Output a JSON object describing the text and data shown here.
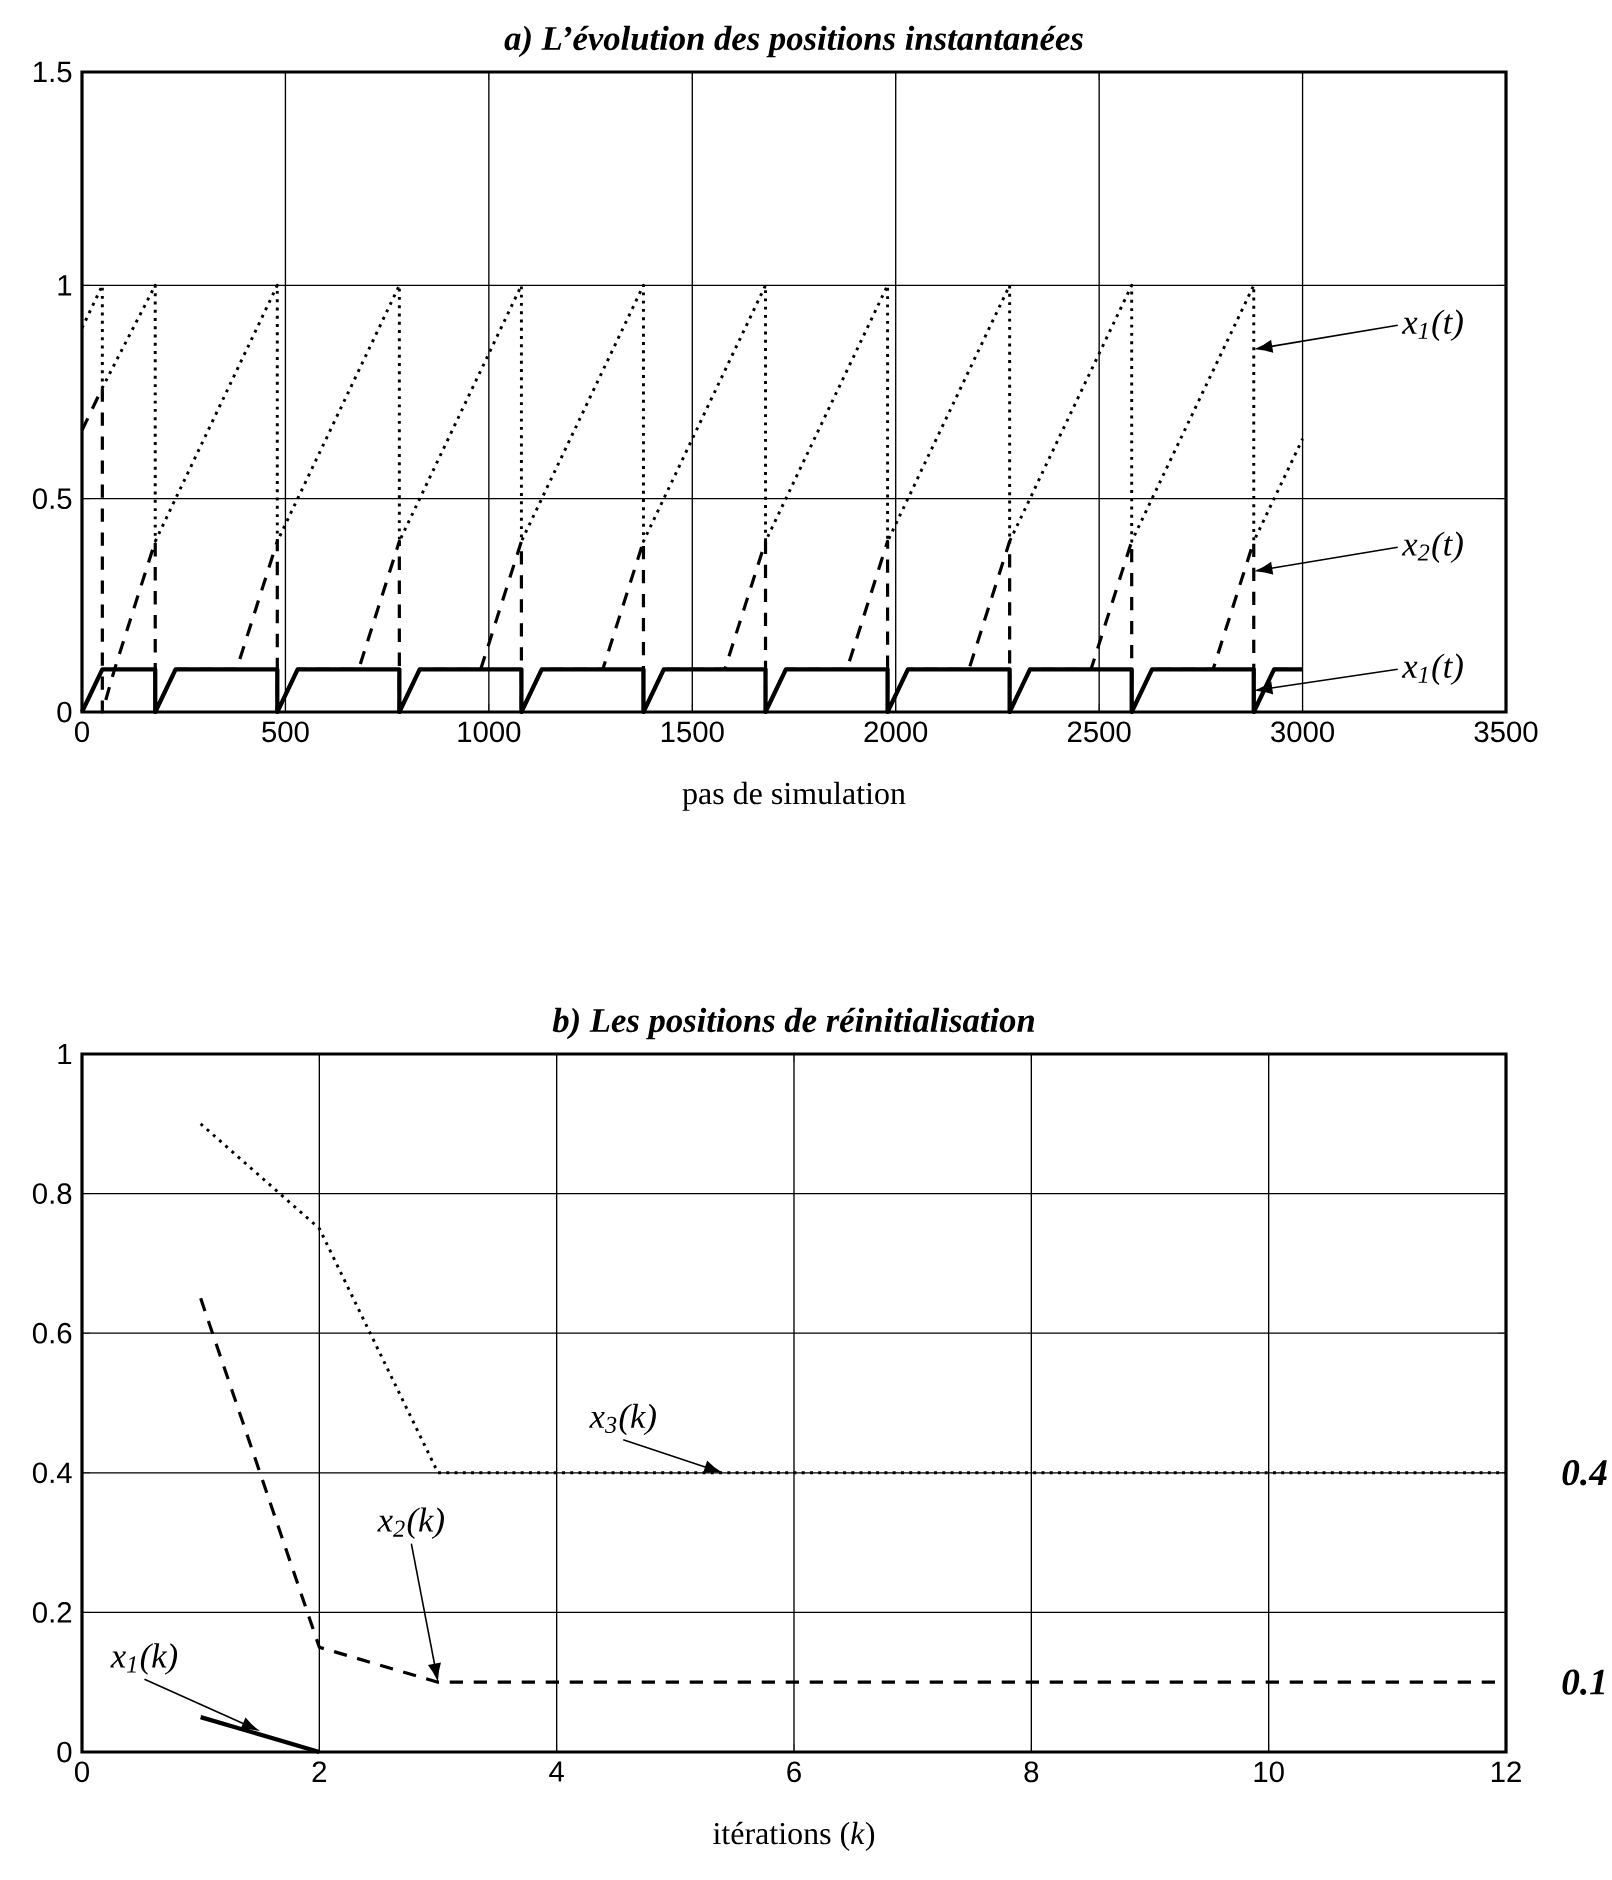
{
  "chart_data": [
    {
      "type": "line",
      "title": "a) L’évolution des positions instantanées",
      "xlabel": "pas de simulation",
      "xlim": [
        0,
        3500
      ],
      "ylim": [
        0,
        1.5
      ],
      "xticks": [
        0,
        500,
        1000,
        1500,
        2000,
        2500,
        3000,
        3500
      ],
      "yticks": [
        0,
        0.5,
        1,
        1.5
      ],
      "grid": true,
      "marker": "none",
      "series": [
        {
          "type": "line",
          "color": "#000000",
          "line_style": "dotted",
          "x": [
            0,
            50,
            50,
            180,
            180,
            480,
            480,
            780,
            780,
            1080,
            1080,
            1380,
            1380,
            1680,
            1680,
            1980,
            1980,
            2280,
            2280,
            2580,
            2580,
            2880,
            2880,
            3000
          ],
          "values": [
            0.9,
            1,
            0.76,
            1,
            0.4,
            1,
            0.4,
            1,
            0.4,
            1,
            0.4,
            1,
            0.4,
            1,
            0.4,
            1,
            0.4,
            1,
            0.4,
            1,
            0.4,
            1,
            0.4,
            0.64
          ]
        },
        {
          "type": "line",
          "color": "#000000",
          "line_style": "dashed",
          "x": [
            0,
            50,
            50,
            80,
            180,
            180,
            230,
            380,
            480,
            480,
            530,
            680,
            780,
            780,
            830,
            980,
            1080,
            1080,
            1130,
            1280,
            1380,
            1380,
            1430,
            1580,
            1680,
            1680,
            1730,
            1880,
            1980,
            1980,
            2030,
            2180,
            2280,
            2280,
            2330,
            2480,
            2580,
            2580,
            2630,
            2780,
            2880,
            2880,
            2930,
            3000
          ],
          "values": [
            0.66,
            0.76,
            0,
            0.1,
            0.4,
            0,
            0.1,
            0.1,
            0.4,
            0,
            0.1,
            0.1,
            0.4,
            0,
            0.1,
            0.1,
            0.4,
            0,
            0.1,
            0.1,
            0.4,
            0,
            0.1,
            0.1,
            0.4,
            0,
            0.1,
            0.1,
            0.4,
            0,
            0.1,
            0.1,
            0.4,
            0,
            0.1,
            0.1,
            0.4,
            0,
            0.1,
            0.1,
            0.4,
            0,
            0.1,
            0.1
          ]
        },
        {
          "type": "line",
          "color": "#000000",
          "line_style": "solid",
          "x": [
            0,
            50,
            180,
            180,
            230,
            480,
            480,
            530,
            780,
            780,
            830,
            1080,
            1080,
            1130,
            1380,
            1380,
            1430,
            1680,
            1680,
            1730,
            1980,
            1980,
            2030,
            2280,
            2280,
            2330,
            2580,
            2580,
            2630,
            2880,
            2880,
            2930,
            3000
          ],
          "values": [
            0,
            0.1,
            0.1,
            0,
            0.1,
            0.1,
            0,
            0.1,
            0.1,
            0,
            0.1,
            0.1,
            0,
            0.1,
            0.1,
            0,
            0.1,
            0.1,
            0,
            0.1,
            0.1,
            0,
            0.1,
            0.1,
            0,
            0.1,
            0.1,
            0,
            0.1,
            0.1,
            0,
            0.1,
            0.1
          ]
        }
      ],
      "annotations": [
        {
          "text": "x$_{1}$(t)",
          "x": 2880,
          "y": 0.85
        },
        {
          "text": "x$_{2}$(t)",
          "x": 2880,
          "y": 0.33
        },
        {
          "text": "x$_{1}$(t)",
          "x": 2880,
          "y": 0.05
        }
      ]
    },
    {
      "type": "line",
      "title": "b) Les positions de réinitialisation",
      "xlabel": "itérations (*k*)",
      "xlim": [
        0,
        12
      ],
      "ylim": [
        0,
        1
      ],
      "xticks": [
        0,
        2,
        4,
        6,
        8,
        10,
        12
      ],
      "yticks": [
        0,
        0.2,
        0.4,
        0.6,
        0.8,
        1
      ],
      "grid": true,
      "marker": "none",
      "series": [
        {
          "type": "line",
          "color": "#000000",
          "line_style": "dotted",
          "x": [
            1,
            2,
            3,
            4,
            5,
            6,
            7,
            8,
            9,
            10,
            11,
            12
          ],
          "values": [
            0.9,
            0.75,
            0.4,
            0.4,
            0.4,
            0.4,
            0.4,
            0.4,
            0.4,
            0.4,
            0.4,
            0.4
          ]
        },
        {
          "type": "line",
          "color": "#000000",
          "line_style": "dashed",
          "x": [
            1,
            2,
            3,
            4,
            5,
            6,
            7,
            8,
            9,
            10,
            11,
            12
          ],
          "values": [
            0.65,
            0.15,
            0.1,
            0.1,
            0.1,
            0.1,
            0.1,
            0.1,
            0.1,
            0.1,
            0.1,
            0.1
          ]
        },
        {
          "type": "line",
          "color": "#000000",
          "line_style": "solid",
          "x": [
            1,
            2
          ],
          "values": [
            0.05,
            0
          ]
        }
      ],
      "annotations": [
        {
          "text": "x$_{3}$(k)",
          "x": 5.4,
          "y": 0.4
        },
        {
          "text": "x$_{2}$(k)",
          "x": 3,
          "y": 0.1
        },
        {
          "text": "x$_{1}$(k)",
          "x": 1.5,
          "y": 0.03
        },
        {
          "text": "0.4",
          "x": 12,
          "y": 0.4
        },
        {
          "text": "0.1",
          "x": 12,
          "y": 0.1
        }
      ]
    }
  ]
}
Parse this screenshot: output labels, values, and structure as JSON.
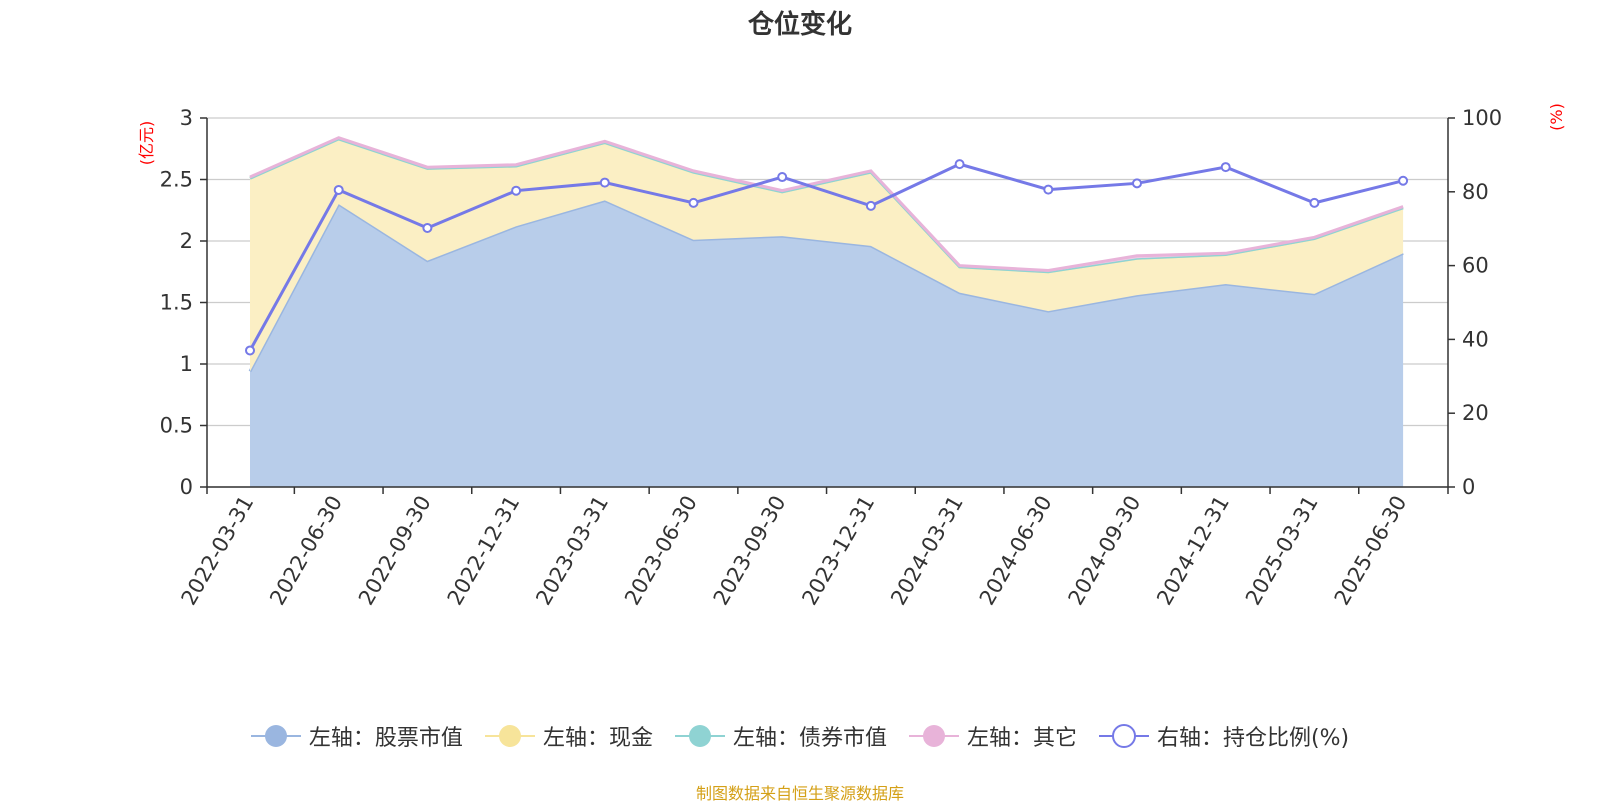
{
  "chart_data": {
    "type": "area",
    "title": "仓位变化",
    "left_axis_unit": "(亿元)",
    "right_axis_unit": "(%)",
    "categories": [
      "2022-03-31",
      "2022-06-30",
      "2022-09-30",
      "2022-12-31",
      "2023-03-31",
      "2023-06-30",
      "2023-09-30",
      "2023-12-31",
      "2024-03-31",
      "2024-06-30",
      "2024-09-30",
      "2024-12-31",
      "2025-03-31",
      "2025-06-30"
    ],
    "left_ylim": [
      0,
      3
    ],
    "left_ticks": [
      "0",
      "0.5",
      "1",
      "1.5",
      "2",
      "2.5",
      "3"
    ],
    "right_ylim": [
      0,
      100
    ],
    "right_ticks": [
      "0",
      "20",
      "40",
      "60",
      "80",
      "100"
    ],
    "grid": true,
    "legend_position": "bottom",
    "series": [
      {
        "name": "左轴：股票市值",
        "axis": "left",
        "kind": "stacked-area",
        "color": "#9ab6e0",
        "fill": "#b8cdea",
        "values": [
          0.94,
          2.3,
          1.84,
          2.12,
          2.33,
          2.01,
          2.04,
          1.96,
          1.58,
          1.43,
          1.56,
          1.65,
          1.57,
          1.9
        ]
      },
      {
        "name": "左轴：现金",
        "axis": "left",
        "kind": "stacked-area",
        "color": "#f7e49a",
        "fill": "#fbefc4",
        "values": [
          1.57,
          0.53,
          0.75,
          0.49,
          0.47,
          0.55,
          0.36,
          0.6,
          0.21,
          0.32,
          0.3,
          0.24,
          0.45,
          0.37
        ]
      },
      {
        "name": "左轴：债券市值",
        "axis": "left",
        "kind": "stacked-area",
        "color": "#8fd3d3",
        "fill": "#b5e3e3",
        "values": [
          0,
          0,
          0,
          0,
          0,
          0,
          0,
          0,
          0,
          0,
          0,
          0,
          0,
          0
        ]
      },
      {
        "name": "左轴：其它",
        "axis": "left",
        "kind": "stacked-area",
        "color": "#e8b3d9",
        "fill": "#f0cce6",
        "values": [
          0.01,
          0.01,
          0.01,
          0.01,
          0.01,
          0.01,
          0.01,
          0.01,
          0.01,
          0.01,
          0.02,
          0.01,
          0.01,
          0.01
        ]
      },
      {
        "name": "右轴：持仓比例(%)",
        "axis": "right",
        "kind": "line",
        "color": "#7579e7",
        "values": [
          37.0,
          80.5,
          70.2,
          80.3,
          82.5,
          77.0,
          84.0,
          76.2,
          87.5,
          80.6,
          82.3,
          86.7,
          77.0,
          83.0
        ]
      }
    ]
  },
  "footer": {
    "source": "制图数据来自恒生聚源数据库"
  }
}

WORK INSTRUCTIONS
From the entries above, copy each line holding "xlabel".

RESPONSE TO THIS EXERCISE
      "xlabel": "pas de simulation",
      "xlabel": "itérations (*k*)",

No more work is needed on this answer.